#### [STATED GOAL]
Every entry must be duplicated precisely as written.

[Stored dataset items]
☆ ☆ ☆ ☆ ☆ ☆ ☆
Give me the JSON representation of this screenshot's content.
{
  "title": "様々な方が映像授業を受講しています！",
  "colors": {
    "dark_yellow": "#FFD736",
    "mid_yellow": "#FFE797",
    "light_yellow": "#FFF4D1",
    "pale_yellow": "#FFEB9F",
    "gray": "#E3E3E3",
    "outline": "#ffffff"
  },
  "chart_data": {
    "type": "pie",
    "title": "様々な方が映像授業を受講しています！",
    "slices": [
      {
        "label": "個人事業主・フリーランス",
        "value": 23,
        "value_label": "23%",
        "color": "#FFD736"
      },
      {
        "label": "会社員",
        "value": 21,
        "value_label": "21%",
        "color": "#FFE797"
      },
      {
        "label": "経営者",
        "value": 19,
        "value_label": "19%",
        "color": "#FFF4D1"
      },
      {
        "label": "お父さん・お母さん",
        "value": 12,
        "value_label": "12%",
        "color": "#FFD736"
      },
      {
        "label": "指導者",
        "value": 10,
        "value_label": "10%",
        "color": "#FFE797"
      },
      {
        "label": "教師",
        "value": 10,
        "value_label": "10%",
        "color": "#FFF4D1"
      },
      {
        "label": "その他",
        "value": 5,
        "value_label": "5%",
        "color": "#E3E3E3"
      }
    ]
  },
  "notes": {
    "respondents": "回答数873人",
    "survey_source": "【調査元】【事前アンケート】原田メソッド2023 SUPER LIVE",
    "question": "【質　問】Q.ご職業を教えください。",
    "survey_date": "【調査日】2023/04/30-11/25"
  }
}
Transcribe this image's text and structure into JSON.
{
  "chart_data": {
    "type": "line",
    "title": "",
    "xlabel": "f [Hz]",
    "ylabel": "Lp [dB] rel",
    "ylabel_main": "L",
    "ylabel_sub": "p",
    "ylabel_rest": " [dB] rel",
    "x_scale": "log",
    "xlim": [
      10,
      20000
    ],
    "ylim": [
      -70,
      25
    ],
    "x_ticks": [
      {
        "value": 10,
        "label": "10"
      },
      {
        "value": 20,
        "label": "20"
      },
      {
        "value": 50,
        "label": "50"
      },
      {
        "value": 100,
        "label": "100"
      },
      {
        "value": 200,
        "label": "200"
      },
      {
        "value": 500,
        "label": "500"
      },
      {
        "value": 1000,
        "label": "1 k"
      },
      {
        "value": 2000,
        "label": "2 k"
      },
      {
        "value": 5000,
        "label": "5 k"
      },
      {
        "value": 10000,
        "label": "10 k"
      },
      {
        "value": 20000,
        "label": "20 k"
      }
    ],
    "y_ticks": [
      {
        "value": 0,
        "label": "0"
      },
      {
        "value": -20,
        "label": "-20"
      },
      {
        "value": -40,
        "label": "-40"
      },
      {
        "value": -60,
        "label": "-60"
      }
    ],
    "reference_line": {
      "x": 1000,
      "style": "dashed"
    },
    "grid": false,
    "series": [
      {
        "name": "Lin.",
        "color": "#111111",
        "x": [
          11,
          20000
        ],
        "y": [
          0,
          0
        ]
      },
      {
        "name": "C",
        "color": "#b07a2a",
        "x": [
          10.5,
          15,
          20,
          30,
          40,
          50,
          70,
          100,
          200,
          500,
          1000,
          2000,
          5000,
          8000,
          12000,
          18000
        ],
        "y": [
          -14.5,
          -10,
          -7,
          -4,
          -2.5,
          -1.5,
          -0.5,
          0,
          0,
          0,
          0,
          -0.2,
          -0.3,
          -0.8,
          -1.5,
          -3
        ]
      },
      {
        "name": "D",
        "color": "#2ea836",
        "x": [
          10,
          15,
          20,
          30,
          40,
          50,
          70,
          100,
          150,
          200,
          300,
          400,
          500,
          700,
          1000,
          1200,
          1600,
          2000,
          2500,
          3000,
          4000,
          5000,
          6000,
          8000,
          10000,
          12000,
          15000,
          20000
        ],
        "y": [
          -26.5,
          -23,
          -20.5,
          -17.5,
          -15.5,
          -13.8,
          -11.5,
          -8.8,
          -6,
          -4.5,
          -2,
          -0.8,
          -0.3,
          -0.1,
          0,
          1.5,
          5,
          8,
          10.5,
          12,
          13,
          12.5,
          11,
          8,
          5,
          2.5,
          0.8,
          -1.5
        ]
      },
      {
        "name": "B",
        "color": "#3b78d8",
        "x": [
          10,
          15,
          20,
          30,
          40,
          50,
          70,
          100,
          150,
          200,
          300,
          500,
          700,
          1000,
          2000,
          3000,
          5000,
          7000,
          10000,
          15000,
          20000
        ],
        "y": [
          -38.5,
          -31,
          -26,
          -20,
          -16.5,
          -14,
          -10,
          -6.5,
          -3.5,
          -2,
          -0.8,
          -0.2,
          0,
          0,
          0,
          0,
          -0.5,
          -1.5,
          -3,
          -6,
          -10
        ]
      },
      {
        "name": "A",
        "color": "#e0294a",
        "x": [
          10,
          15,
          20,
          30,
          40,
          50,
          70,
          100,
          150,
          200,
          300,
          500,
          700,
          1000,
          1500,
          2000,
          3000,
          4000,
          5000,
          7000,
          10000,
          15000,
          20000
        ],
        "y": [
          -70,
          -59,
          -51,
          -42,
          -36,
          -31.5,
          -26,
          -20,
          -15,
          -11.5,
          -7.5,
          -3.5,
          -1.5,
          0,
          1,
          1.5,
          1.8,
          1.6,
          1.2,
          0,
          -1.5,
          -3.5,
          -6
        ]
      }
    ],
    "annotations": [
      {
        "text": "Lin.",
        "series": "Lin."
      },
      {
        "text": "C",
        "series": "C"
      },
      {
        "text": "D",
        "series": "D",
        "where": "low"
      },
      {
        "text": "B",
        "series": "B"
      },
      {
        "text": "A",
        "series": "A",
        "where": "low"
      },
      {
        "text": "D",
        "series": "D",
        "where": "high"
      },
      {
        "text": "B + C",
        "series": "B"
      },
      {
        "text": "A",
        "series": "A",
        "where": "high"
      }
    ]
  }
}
☆ ☆ ☆ ☆ ☆ ☆ ☆
#### [CORRECT RESPONSE]
Give me the JSON representation of this screenshot's content.
{
  "title": "様々な方が映像授業を受講しています！",
  "colors": {
    "dark_yellow": "#FFD736",
    "mid_yellow": "#FFE797",
    "light_yellow": "#FFF4D1",
    "pale_yellow": "#FFEB9F",
    "gray": "#E3E3E3",
    "outline": "#ffffff"
  },
  "chart_data": {
    "type": "pie",
    "title": "様々な方が映像授業を受講しています！",
    "slices": [
      {
        "label": "個人事業主・フリーランス",
        "value": 23,
        "value_label": "23%",
        "color": "#FFD736"
      },
      {
        "label": "会社員",
        "value": 21,
        "value_label": "21%",
        "color": "#FFE797"
      },
      {
        "label": "経営者",
        "value": 19,
        "value_label": "19%",
        "color": "#FFF4D1"
      },
      {
        "label": "お父さん・お母さん",
        "value": 12,
        "value_label": "12%",
        "color": "#FFD736"
      },
      {
        "label": "指導者",
        "value": 10,
        "value_label": "10%",
        "color": "#FFE797"
      },
      {
        "label": "教師",
        "value": 10,
        "value_label": "10%",
        "color": "#FFF4D1"
      },
      {
        "label": "その他",
        "value": 5,
        "value_label": "5%",
        "color": "#E3E3E3"
      }
    ]
  },
  "notes": {
    "respondents": "回答数873人",
    "survey_source": "【調査元】【事前アンケート】原田メソッド2023 SUPER LIVE",
    "question": "【質　問】Q.ご職業を教えください。",
    "survey_date": "【調査日】2023/04/30-11/25"
  }
}
Transcribe this image's text and structure into JSON.
{
  "chart_data": {
    "type": "line",
    "title": "",
    "xlabel": "f [Hz]",
    "ylabel": "Lp [dB] rel",
    "ylabel_main": "L",
    "ylabel_sub": "p",
    "ylabel_rest": " [dB] rel",
    "x_scale": "log",
    "xlim": [
      10,
      20000
    ],
    "ylim": [
      -70,
      25
    ],
    "x_ticks": [
      {
        "value": 10,
        "label": "10"
      },
      {
        "value": 20,
        "label": "20"
      },
      {
        "value": 50,
        "label": "50"
      },
      {
        "value": 100,
        "label": "100"
      },
      {
        "value": 200,
        "label": "200"
      },
      {
        "value": 500,
        "label": "500"
      },
      {
        "value": 1000,
        "label": "1 k"
      },
      {
        "value": 2000,
        "label": "2 k"
      },
      {
        "value": 5000,
        "label": "5 k"
      },
      {
        "value": 10000,
        "label": "10 k"
      },
      {
        "value": 20000,
        "label": "20 k"
      }
    ],
    "y_ticks": [
      {
        "value": 0,
        "label": "0"
      },
      {
        "value": -20,
        "label": "-20"
      },
      {
        "value": -40,
        "label": "-40"
      },
      {
        "value": -60,
        "label": "-60"
      }
    ],
    "reference_line": {
      "x": 1000,
      "style": "dashed"
    },
    "grid": false,
    "series": [
      {
        "name": "Lin.",
        "color": "#111111",
        "x": [
          11,
          20000
        ],
        "y": [
          0,
          0
        ]
      },
      {
        "name": "C",
        "color": "#b07a2a",
        "x": [
          10.5,
          15,
          20,
          30,
          40,
          50,
          70,
          100,
          200,
          500,
          1000,
          2000,
          5000,
          8000,
          12000,
          18000
        ],
        "y": [
          -14.5,
          -10,
          -7,
          -4,
          -2.5,
          -1.5,
          -0.5,
          0,
          0,
          0,
          0,
          -0.2,
          -0.3,
          -0.8,
          -1.5,
          -3
        ]
      },
      {
        "name": "D",
        "color": "#2ea836",
        "x": [
          10,
          15,
          20,
          30,
          40,
          50,
          70,
          100,
          150,
          200,
          300,
          400,
          500,
          700,
          1000,
          1200,
          1600,
          2000,
          2500,
          3000,
          4000,
          5000,
          6000,
          8000,
          10000,
          12000,
          15000,
          20000
        ],
        "y": [
          -26.5,
          -23,
          -20.5,
          -17.5,
          -15.5,
          -13.8,
          -11.5,
          -8.8,
          -6,
          -4.5,
          -2,
          -0.8,
          -0.3,
          -0.1,
          0,
          1.5,
          5,
          8,
          10.5,
          12,
          13,
          12.5,
          11,
          8,
          5,
          2.5,
          0.8,
          -1.5
        ]
      },
      {
        "name": "B",
        "color": "#3b78d8",
        "x": [
          10,
          15,
          20,
          30,
          40,
          50,
          70,
          100,
          150,
          200,
          300,
          500,
          700,
          1000,
          2000,
          3000,
          5000,
          7000,
          10000,
          15000,
          20000
        ],
        "y": [
          -38.5,
          -31,
          -26,
          -20,
          -16.5,
          -14,
          -10,
          -6.5,
          -3.5,
          -2,
          -0.8,
          -0.2,
          0,
          0,
          0,
          0,
          -0.5,
          -1.5,
          -3,
          -6,
          -10
        ]
      },
      {
        "name": "A",
        "color": "#e0294a",
        "x": [
          10,
          15,
          20,
          30,
          40,
          50,
          70,
          100,
          150,
          200,
          300,
          500,
          700,
          1000,
          1500,
          2000,
          3000,
          4000,
          5000,
          7000,
          10000,
          15000,
          20000
        ],
        "y": [
          -70,
          -59,
          -51,
          -42,
          -36,
          -31.5,
          -26,
          -20,
          -15,
          -11.5,
          -7.5,
          -3.5,
          -1.5,
          0,
          1,
          1.5,
          1.8,
          1.6,
          1.2,
          0,
          -1.5,
          -3.5,
          -6
        ]
      }
    ],
    "annotations": [
      {
        "text": "Lin.",
        "series": "Lin."
      },
      {
        "text": "C",
        "series": "C"
      },
      {
        "text": "D",
        "series": "D",
        "where": "low"
      },
      {
        "text": "B",
        "series": "B"
      },
      {
        "text": "A",
        "series": "A",
        "where": "low"
      },
      {
        "text": "D",
        "series": "D",
        "where": "high"
      },
      {
        "text": "B + C",
        "series": "B"
      },
      {
        "text": "A",
        "series": "A",
        "where": "high"
      }
    ]
  }
}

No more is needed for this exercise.